DIRECTIONS.
Omit images. Retype all entries verbatim.

-- start MATERIAL SHOWN --

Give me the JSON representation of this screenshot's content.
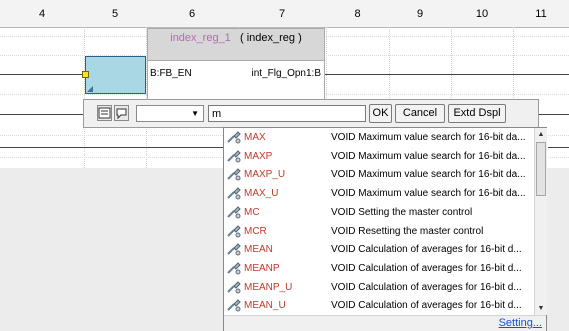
{
  "columns": [
    "4",
    "5",
    "6",
    "7",
    "8",
    "9",
    "10",
    "11"
  ],
  "function_block": {
    "instance": "index_reg_1",
    "type": "( index_reg )",
    "input_label": "B:FB_EN",
    "output_label": "int_Flg_Opn1:B"
  },
  "toolbar": {
    "input_value": "m",
    "ok_label": "OK",
    "cancel_label": "Cancel",
    "extd_label": "Extd Dspl"
  },
  "suggestions": [
    {
      "name": "MAX",
      "desc": "VOID Maximum value search for 16-bit da..."
    },
    {
      "name": "MAXP",
      "desc": "VOID Maximum value search for 16-bit da..."
    },
    {
      "name": "MAXP_U",
      "desc": "VOID Maximum value search for 16-bit da..."
    },
    {
      "name": "MAX_U",
      "desc": "VOID Maximum value search for 16-bit da..."
    },
    {
      "name": "MC",
      "desc": "VOID Setting the master control"
    },
    {
      "name": "MCR",
      "desc": "VOID Resetting the master control"
    },
    {
      "name": "MEAN",
      "desc": "VOID Calculation of averages for 16-bit d..."
    },
    {
      "name": "MEANP",
      "desc": "VOID Calculation of averages for 16-bit d..."
    },
    {
      "name": "MEANP_U",
      "desc": "VOID Calculation of averages for 16-bit d..."
    },
    {
      "name": "MEAN_U",
      "desc": "VOID Calculation of averages for 16-bit d..."
    }
  ],
  "footer": {
    "setting_label": "Setting..."
  }
}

-- end MATERIAL SHOWN --

ANSWER TO THE TASK.
Give me the JSON representation of this screenshot's content.
{
  "columns": [
    "4",
    "5",
    "6",
    "7",
    "8",
    "9",
    "10",
    "11"
  ],
  "function_block": {
    "instance": "index_reg_1",
    "type": "( index_reg )",
    "input_label": "B:FB_EN",
    "output_label": "int_Flg_Opn1:B"
  },
  "toolbar": {
    "input_value": "m",
    "ok_label": "OK",
    "cancel_label": "Cancel",
    "extd_label": "Extd Dspl"
  },
  "suggestions": [
    {
      "name": "MAX",
      "desc": "VOID Maximum value search for 16-bit da..."
    },
    {
      "name": "MAXP",
      "desc": "VOID Maximum value search for 16-bit da..."
    },
    {
      "name": "MAXP_U",
      "desc": "VOID Maximum value search for 16-bit da..."
    },
    {
      "name": "MAX_U",
      "desc": "VOID Maximum value search for 16-bit da..."
    },
    {
      "name": "MC",
      "desc": "VOID Setting the master control"
    },
    {
      "name": "MCR",
      "desc": "VOID Resetting the master control"
    },
    {
      "name": "MEAN",
      "desc": "VOID Calculation of averages for 16-bit d..."
    },
    {
      "name": "MEANP",
      "desc": "VOID Calculation of averages for 16-bit d..."
    },
    {
      "name": "MEANP_U",
      "desc": "VOID Calculation of averages for 16-bit d..."
    },
    {
      "name": "MEAN_U",
      "desc": "VOID Calculation of averages for 16-bit d..."
    }
  ],
  "footer": {
    "setting_label": "Setting..."
  }
}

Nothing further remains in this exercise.